SUPPLIED MATERIAL.
____
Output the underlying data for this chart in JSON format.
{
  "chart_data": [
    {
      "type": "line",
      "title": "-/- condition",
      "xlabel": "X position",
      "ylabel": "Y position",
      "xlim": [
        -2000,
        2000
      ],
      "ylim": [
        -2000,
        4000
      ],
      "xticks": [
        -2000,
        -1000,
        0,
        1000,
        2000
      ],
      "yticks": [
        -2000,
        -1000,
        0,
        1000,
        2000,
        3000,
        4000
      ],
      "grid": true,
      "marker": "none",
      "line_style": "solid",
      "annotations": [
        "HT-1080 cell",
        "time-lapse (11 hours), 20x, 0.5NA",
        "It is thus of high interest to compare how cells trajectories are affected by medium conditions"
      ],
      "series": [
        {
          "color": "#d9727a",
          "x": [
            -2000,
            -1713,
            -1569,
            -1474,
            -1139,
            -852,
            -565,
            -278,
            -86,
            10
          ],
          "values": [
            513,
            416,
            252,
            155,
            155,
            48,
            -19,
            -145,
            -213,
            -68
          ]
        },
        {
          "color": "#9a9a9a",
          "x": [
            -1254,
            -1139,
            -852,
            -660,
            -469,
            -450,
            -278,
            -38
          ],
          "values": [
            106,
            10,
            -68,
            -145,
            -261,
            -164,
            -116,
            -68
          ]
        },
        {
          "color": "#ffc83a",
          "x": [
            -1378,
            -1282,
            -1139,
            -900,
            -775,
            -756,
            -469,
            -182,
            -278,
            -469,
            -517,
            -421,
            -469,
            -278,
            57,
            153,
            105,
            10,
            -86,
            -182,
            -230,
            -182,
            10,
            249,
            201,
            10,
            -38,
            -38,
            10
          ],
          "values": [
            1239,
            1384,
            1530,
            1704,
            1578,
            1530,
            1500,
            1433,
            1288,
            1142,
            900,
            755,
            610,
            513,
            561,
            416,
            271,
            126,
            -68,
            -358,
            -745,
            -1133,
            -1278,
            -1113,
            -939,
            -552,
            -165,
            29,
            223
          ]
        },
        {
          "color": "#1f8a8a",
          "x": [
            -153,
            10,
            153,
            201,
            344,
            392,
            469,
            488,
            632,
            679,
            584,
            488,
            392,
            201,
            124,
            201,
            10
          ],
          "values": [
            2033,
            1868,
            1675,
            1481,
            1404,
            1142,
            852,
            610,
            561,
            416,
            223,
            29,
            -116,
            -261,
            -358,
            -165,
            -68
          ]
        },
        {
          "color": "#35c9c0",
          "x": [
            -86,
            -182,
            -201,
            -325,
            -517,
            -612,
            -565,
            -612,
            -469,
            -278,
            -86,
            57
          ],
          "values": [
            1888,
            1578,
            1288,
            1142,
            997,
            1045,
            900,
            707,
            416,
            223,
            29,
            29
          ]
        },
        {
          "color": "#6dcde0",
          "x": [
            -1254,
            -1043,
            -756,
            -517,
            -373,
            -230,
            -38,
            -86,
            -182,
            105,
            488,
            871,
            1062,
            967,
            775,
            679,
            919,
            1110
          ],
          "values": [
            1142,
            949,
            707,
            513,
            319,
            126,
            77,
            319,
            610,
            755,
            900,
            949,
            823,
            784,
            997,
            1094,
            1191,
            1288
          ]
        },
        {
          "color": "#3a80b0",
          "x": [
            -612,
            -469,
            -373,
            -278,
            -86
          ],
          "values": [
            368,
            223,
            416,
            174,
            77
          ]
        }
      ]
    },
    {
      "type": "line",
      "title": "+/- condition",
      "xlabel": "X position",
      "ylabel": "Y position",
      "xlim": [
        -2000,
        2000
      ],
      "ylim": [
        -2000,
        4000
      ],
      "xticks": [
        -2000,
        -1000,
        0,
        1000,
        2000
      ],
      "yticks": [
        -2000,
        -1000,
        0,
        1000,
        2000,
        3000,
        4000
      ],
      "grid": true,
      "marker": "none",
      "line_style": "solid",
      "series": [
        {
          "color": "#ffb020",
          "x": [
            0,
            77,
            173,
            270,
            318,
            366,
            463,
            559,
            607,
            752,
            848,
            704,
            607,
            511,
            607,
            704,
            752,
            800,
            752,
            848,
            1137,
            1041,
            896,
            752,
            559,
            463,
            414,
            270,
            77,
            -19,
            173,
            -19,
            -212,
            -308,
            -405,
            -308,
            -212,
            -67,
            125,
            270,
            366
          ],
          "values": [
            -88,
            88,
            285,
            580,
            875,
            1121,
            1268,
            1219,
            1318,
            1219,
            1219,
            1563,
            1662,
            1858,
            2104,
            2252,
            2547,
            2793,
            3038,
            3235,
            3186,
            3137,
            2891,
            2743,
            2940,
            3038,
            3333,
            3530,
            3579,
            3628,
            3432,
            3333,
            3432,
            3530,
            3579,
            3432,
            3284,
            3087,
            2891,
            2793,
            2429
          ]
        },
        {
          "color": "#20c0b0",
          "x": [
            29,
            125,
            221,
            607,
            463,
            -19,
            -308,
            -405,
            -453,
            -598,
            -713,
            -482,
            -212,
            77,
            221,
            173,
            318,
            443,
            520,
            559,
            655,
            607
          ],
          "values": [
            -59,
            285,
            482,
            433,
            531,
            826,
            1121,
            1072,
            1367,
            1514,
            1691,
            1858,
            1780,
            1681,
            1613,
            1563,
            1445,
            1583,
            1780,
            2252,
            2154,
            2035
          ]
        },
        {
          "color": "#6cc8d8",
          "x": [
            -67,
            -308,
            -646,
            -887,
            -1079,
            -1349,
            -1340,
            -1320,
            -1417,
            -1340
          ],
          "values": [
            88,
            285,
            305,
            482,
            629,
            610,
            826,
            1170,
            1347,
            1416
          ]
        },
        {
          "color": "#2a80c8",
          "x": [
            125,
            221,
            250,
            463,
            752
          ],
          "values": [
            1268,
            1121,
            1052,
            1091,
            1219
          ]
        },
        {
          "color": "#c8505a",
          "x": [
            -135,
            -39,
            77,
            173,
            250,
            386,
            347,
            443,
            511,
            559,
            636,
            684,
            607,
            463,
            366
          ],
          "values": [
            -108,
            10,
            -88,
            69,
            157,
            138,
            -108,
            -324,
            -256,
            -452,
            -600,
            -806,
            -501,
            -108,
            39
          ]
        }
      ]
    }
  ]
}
____
PROBLEM DETAILS.
All of the material must be written out again exactly.

WRITTEN SOLUTION.
Output the underlying data for this chart in JSON format.
{
  "chart_data": [
    {
      "type": "line",
      "title": "-/- condition",
      "xlabel": "X position",
      "ylabel": "Y position",
      "xlim": [
        -2000,
        2000
      ],
      "ylim": [
        -2000,
        4000
      ],
      "xticks": [
        -2000,
        -1000,
        0,
        1000,
        2000
      ],
      "yticks": [
        -2000,
        -1000,
        0,
        1000,
        2000,
        3000,
        4000
      ],
      "grid": true,
      "marker": "none",
      "line_style": "solid",
      "annotations": [
        "HT-1080 cell",
        "time-lapse (11 hours), 20x, 0.5NA",
        "It is thus of high interest to compare how cells trajectories are affected by medium conditions"
      ],
      "series": [
        {
          "color": "#d9727a",
          "x": [
            -2000,
            -1713,
            -1569,
            -1474,
            -1139,
            -852,
            -565,
            -278,
            -86,
            10
          ],
          "values": [
            513,
            416,
            252,
            155,
            155,
            48,
            -19,
            -145,
            -213,
            -68
          ]
        },
        {
          "color": "#9a9a9a",
          "x": [
            -1254,
            -1139,
            -852,
            -660,
            -469,
            -450,
            -278,
            -38
          ],
          "values": [
            106,
            10,
            -68,
            -145,
            -261,
            -164,
            -116,
            -68
          ]
        },
        {
          "color": "#ffc83a",
          "x": [
            -1378,
            -1282,
            -1139,
            -900,
            -775,
            -756,
            -469,
            -182,
            -278,
            -469,
            -517,
            -421,
            -469,
            -278,
            57,
            153,
            105,
            10,
            -86,
            -182,
            -230,
            -182,
            10,
            249,
            201,
            10,
            -38,
            -38,
            10
          ],
          "values": [
            1239,
            1384,
            1530,
            1704,
            1578,
            1530,
            1500,
            1433,
            1288,
            1142,
            900,
            755,
            610,
            513,
            561,
            416,
            271,
            126,
            -68,
            -358,
            -745,
            -1133,
            -1278,
            -1113,
            -939,
            -552,
            -165,
            29,
            223
          ]
        },
        {
          "color": "#1f8a8a",
          "x": [
            -153,
            10,
            153,
            201,
            344,
            392,
            469,
            488,
            632,
            679,
            584,
            488,
            392,
            201,
            124,
            201,
            10
          ],
          "values": [
            2033,
            1868,
            1675,
            1481,
            1404,
            1142,
            852,
            610,
            561,
            416,
            223,
            29,
            -116,
            -261,
            -358,
            -165,
            -68
          ]
        },
        {
          "color": "#35c9c0",
          "x": [
            -86,
            -182,
            -201,
            -325,
            -517,
            -612,
            -565,
            -612,
            -469,
            -278,
            -86,
            57
          ],
          "values": [
            1888,
            1578,
            1288,
            1142,
            997,
            1045,
            900,
            707,
            416,
            223,
            29,
            29
          ]
        },
        {
          "color": "#6dcde0",
          "x": [
            -1254,
            -1043,
            -756,
            -517,
            -373,
            -230,
            -38,
            -86,
            -182,
            105,
            488,
            871,
            1062,
            967,
            775,
            679,
            919,
            1110
          ],
          "values": [
            1142,
            949,
            707,
            513,
            319,
            126,
            77,
            319,
            610,
            755,
            900,
            949,
            823,
            784,
            997,
            1094,
            1191,
            1288
          ]
        },
        {
          "color": "#3a80b0",
          "x": [
            -612,
            -469,
            -373,
            -278,
            -86
          ],
          "values": [
            368,
            223,
            416,
            174,
            77
          ]
        }
      ]
    },
    {
      "type": "line",
      "title": "+/- condition",
      "xlabel": "X position",
      "ylabel": "Y position",
      "xlim": [
        -2000,
        2000
      ],
      "ylim": [
        -2000,
        4000
      ],
      "xticks": [
        -2000,
        -1000,
        0,
        1000,
        2000
      ],
      "yticks": [
        -2000,
        -1000,
        0,
        1000,
        2000,
        3000,
        4000
      ],
      "grid": true,
      "marker": "none",
      "line_style": "solid",
      "series": [
        {
          "color": "#ffb020",
          "x": [
            0,
            77,
            173,
            270,
            318,
            366,
            463,
            559,
            607,
            752,
            848,
            704,
            607,
            511,
            607,
            704,
            752,
            800,
            752,
            848,
            1137,
            1041,
            896,
            752,
            559,
            463,
            414,
            270,
            77,
            -19,
            173,
            -19,
            -212,
            -308,
            -405,
            -308,
            -212,
            -67,
            125,
            270,
            366
          ],
          "values": [
            -88,
            88,
            285,
            580,
            875,
            1121,
            1268,
            1219,
            1318,
            1219,
            1219,
            1563,
            1662,
            1858,
            2104,
            2252,
            2547,
            2793,
            3038,
            3235,
            3186,
            3137,
            2891,
            2743,
            2940,
            3038,
            3333,
            3530,
            3579,
            3628,
            3432,
            3333,
            3432,
            3530,
            3579,
            3432,
            3284,
            3087,
            2891,
            2793,
            2429
          ]
        },
        {
          "color": "#20c0b0",
          "x": [
            29,
            125,
            221,
            607,
            463,
            -19,
            -308,
            -405,
            -453,
            -598,
            -713,
            -482,
            -212,
            77,
            221,
            173,
            318,
            443,
            520,
            559,
            655,
            607
          ],
          "values": [
            -59,
            285,
            482,
            433,
            531,
            826,
            1121,
            1072,
            1367,
            1514,
            1691,
            1858,
            1780,
            1681,
            1613,
            1563,
            1445,
            1583,
            1780,
            2252,
            2154,
            2035
          ]
        },
        {
          "color": "#6cc8d8",
          "x": [
            -67,
            -308,
            -646,
            -887,
            -1079,
            -1349,
            -1340,
            -1320,
            -1417,
            -1340
          ],
          "values": [
            88,
            285,
            305,
            482,
            629,
            610,
            826,
            1170,
            1347,
            1416
          ]
        },
        {
          "color": "#2a80c8",
          "x": [
            125,
            221,
            250,
            463,
            752
          ],
          "values": [
            1268,
            1121,
            1052,
            1091,
            1219
          ]
        },
        {
          "color": "#c8505a",
          "x": [
            -135,
            -39,
            77,
            173,
            250,
            386,
            347,
            443,
            511,
            559,
            636,
            684,
            607,
            463,
            366
          ],
          "values": [
            -108,
            10,
            -88,
            69,
            157,
            138,
            -108,
            -324,
            -256,
            -452,
            -600,
            -806,
            -501,
            -108,
            39
          ]
        }
      ]
    }
  ]
}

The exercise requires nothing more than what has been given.